Dataset excerpts>
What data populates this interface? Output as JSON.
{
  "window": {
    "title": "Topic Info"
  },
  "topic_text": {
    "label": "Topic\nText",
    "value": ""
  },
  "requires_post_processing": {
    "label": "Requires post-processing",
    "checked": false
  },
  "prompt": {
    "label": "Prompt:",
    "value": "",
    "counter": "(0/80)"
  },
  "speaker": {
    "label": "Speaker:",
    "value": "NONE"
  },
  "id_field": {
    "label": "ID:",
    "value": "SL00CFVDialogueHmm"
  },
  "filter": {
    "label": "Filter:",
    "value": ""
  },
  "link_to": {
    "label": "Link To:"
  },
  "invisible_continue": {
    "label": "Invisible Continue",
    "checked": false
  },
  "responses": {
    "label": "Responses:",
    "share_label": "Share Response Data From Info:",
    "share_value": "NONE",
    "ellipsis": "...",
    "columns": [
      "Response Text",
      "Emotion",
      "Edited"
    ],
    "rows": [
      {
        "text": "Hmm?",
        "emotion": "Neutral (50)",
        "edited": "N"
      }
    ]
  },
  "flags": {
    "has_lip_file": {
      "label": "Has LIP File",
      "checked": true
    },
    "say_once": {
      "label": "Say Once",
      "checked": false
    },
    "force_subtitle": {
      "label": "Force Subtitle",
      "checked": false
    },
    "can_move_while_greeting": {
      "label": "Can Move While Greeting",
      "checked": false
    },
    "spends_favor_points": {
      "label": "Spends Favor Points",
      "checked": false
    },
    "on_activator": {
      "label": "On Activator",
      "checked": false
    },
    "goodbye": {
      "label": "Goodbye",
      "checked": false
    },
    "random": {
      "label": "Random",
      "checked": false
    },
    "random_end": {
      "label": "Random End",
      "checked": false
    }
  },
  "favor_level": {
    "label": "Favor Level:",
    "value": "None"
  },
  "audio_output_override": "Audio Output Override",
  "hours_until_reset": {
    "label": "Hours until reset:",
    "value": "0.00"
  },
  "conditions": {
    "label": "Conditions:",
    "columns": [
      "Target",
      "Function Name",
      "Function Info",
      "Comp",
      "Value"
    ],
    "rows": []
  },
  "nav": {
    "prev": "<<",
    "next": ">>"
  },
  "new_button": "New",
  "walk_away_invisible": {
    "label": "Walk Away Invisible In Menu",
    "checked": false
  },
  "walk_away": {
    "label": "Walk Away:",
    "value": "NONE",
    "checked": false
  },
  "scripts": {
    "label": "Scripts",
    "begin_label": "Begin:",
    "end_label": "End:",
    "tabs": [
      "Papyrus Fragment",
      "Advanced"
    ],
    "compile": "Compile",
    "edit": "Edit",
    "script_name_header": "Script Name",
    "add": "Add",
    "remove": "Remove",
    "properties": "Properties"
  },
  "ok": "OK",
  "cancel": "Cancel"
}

The request>
Repeat every record, keeping each word and mark exactly as it is.

Reply to the exercise>
What data populates this interface? Output as JSON.
{
  "window": {
    "title": "Topic Info"
  },
  "topic_text": {
    "label": "Topic\nText",
    "value": ""
  },
  "requires_post_processing": {
    "label": "Requires post-processing",
    "checked": false
  },
  "prompt": {
    "label": "Prompt:",
    "value": "",
    "counter": "(0/80)"
  },
  "speaker": {
    "label": "Speaker:",
    "value": "NONE"
  },
  "id_field": {
    "label": "ID:",
    "value": "SL00CFVDialogueHmm"
  },
  "filter": {
    "label": "Filter:",
    "value": ""
  },
  "link_to": {
    "label": "Link To:"
  },
  "invisible_continue": {
    "label": "Invisible Continue",
    "checked": false
  },
  "responses": {
    "label": "Responses:",
    "share_label": "Share Response Data From Info:",
    "share_value": "NONE",
    "ellipsis": "...",
    "columns": [
      "Response Text",
      "Emotion",
      "Edited"
    ],
    "rows": [
      {
        "text": "Hmm?",
        "emotion": "Neutral (50)",
        "edited": "N"
      }
    ]
  },
  "flags": {
    "has_lip_file": {
      "label": "Has LIP File",
      "checked": true
    },
    "say_once": {
      "label": "Say Once",
      "checked": false
    },
    "force_subtitle": {
      "label": "Force Subtitle",
      "checked": false
    },
    "can_move_while_greeting": {
      "label": "Can Move While Greeting",
      "checked": false
    },
    "spends_favor_points": {
      "label": "Spends Favor Points",
      "checked": false
    },
    "on_activator": {
      "label": "On Activator",
      "checked": false
    },
    "goodbye": {
      "label": "Goodbye",
      "checked": false
    },
    "random": {
      "label": "Random",
      "checked": false
    },
    "random_end": {
      "label": "Random End",
      "checked": false
    }
  },
  "favor_level": {
    "label": "Favor Level:",
    "value": "None"
  },
  "audio_output_override": "Audio Output Override",
  "hours_until_reset": {
    "label": "Hours until reset:",
    "value": "0.00"
  },
  "conditions": {
    "label": "Conditions:",
    "columns": [
      "Target",
      "Function Name",
      "Function Info",
      "Comp",
      "Value"
    ],
    "rows": []
  },
  "nav": {
    "prev": "<<",
    "next": ">>"
  },
  "new_button": "New",
  "walk_away_invisible": {
    "label": "Walk Away Invisible In Menu",
    "checked": false
  },
  "walk_away": {
    "label": "Walk Away:",
    "value": "NONE",
    "checked": false
  },
  "scripts": {
    "label": "Scripts",
    "begin_label": "Begin:",
    "end_label": "End:",
    "tabs": [
      "Papyrus Fragment",
      "Advanced"
    ],
    "compile": "Compile",
    "edit": "Edit",
    "script_name_header": "Script Name",
    "add": "Add",
    "remove": "Remove",
    "properties": "Properties"
  },
  "ok": "OK",
  "cancel": "Cancel"
}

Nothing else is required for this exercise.